EXERCISE BRIEF | Transcribe every record that appears below, exactly and in full.

RECORDS FOR PROCESSING |

— START —

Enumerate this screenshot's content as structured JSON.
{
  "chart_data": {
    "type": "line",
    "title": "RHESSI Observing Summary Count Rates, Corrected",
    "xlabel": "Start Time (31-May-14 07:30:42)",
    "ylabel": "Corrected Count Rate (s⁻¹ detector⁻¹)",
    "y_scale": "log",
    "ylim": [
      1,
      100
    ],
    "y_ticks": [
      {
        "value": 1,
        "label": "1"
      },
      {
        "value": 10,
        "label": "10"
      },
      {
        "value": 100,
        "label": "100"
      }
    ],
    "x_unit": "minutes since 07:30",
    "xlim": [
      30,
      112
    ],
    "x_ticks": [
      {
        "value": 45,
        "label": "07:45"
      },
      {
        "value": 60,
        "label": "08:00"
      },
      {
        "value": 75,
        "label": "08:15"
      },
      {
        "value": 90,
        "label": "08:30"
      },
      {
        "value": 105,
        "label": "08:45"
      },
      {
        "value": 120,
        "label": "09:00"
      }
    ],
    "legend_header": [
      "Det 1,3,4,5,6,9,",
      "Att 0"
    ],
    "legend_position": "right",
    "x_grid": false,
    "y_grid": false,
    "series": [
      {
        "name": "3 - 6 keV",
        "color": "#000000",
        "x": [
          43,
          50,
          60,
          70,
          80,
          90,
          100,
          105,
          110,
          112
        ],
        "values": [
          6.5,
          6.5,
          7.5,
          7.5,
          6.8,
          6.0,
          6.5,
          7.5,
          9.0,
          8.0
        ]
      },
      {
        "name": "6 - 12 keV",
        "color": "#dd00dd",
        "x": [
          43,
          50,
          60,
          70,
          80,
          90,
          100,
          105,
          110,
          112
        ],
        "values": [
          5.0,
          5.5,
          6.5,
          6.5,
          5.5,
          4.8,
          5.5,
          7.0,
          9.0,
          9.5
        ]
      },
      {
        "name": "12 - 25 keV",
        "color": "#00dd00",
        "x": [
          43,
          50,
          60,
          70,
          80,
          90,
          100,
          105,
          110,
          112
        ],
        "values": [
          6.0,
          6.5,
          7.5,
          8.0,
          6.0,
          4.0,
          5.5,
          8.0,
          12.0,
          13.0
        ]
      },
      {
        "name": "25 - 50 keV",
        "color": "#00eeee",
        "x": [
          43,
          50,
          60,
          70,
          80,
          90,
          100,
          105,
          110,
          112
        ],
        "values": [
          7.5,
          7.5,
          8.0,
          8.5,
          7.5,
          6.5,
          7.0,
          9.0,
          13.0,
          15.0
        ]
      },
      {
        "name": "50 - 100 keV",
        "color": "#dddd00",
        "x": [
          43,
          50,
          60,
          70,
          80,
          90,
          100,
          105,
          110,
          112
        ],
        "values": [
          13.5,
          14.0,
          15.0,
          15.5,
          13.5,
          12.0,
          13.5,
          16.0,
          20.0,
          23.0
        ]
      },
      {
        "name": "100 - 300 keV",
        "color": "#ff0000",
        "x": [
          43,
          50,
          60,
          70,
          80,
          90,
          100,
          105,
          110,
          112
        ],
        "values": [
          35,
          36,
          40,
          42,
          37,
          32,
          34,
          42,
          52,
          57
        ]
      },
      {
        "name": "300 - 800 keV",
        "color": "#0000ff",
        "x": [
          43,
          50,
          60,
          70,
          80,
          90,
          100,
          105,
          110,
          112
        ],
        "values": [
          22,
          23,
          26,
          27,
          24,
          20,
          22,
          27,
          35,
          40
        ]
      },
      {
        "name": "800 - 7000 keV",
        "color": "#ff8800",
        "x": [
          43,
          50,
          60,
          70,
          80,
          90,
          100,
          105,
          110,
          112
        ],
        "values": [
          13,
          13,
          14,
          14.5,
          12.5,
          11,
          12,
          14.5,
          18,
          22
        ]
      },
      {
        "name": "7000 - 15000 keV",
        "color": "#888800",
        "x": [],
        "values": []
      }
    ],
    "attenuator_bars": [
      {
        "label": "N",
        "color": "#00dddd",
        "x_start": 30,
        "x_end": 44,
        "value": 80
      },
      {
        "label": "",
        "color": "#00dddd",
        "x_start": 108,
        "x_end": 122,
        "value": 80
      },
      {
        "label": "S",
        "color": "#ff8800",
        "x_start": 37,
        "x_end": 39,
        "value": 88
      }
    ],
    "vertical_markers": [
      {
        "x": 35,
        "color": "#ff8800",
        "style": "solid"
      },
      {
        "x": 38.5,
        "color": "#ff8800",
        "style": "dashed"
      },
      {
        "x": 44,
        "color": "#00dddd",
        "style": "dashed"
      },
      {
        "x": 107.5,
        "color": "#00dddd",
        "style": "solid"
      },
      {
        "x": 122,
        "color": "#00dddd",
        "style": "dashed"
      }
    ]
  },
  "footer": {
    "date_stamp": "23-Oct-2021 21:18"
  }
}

— END —

WRITTEN ANSWER |
Enumerate this screenshot's content as structured JSON.
{
  "chart_data": {
    "type": "line",
    "title": "RHESSI Observing Summary Count Rates, Corrected",
    "xlabel": "Start Time (31-May-14 07:30:42)",
    "ylabel": "Corrected Count Rate (s⁻¹ detector⁻¹)",
    "y_scale": "log",
    "ylim": [
      1,
      100
    ],
    "y_ticks": [
      {
        "value": 1,
        "label": "1"
      },
      {
        "value": 10,
        "label": "10"
      },
      {
        "value": 100,
        "label": "100"
      }
    ],
    "x_unit": "minutes since 07:30",
    "xlim": [
      30,
      112
    ],
    "x_ticks": [
      {
        "value": 45,
        "label": "07:45"
      },
      {
        "value": 60,
        "label": "08:00"
      },
      {
        "value": 75,
        "label": "08:15"
      },
      {
        "value": 90,
        "label": "08:30"
      },
      {
        "value": 105,
        "label": "08:45"
      },
      {
        "value": 120,
        "label": "09:00"
      }
    ],
    "legend_header": [
      "Det 1,3,4,5,6,9,",
      "Att 0"
    ],
    "legend_position": "right",
    "x_grid": false,
    "y_grid": false,
    "series": [
      {
        "name": "3 - 6 keV",
        "color": "#000000",
        "x": [
          43,
          50,
          60,
          70,
          80,
          90,
          100,
          105,
          110,
          112
        ],
        "values": [
          6.5,
          6.5,
          7.5,
          7.5,
          6.8,
          6.0,
          6.5,
          7.5,
          9.0,
          8.0
        ]
      },
      {
        "name": "6 - 12 keV",
        "color": "#dd00dd",
        "x": [
          43,
          50,
          60,
          70,
          80,
          90,
          100,
          105,
          110,
          112
        ],
        "values": [
          5.0,
          5.5,
          6.5,
          6.5,
          5.5,
          4.8,
          5.5,
          7.0,
          9.0,
          9.5
        ]
      },
      {
        "name": "12 - 25 keV",
        "color": "#00dd00",
        "x": [
          43,
          50,
          60,
          70,
          80,
          90,
          100,
          105,
          110,
          112
        ],
        "values": [
          6.0,
          6.5,
          7.5,
          8.0,
          6.0,
          4.0,
          5.5,
          8.0,
          12.0,
          13.0
        ]
      },
      {
        "name": "25 - 50 keV",
        "color": "#00eeee",
        "x": [
          43,
          50,
          60,
          70,
          80,
          90,
          100,
          105,
          110,
          112
        ],
        "values": [
          7.5,
          7.5,
          8.0,
          8.5,
          7.5,
          6.5,
          7.0,
          9.0,
          13.0,
          15.0
        ]
      },
      {
        "name": "50 - 100 keV",
        "color": "#dddd00",
        "x": [
          43,
          50,
          60,
          70,
          80,
          90,
          100,
          105,
          110,
          112
        ],
        "values": [
          13.5,
          14.0,
          15.0,
          15.5,
          13.5,
          12.0,
          13.5,
          16.0,
          20.0,
          23.0
        ]
      },
      {
        "name": "100 - 300 keV",
        "color": "#ff0000",
        "x": [
          43,
          50,
          60,
          70,
          80,
          90,
          100,
          105,
          110,
          112
        ],
        "values": [
          35,
          36,
          40,
          42,
          37,
          32,
          34,
          42,
          52,
          57
        ]
      },
      {
        "name": "300 - 800 keV",
        "color": "#0000ff",
        "x": [
          43,
          50,
          60,
          70,
          80,
          90,
          100,
          105,
          110,
          112
        ],
        "values": [
          22,
          23,
          26,
          27,
          24,
          20,
          22,
          27,
          35,
          40
        ]
      },
      {
        "name": "800 - 7000 keV",
        "color": "#ff8800",
        "x": [
          43,
          50,
          60,
          70,
          80,
          90,
          100,
          105,
          110,
          112
        ],
        "values": [
          13,
          13,
          14,
          14.5,
          12.5,
          11,
          12,
          14.5,
          18,
          22
        ]
      },
      {
        "name": "7000 - 15000 keV",
        "color": "#888800",
        "x": [],
        "values": []
      }
    ],
    "attenuator_bars": [
      {
        "label": "N",
        "color": "#00dddd",
        "x_start": 30,
        "x_end": 44,
        "value": 80
      },
      {
        "label": "",
        "color": "#00dddd",
        "x_start": 108,
        "x_end": 122,
        "value": 80
      },
      {
        "label": "S",
        "color": "#ff8800",
        "x_start": 37,
        "x_end": 39,
        "value": 88
      }
    ],
    "vertical_markers": [
      {
        "x": 35,
        "color": "#ff8800",
        "style": "solid"
      },
      {
        "x": 38.5,
        "color": "#ff8800",
        "style": "dashed"
      },
      {
        "x": 44,
        "color": "#00dddd",
        "style": "dashed"
      },
      {
        "x": 107.5,
        "color": "#00dddd",
        "style": "solid"
      },
      {
        "x": 122,
        "color": "#00dddd",
        "style": "dashed"
      }
    ]
  },
  "footer": {
    "date_stamp": "23-Oct-2021 21:18"
  }
}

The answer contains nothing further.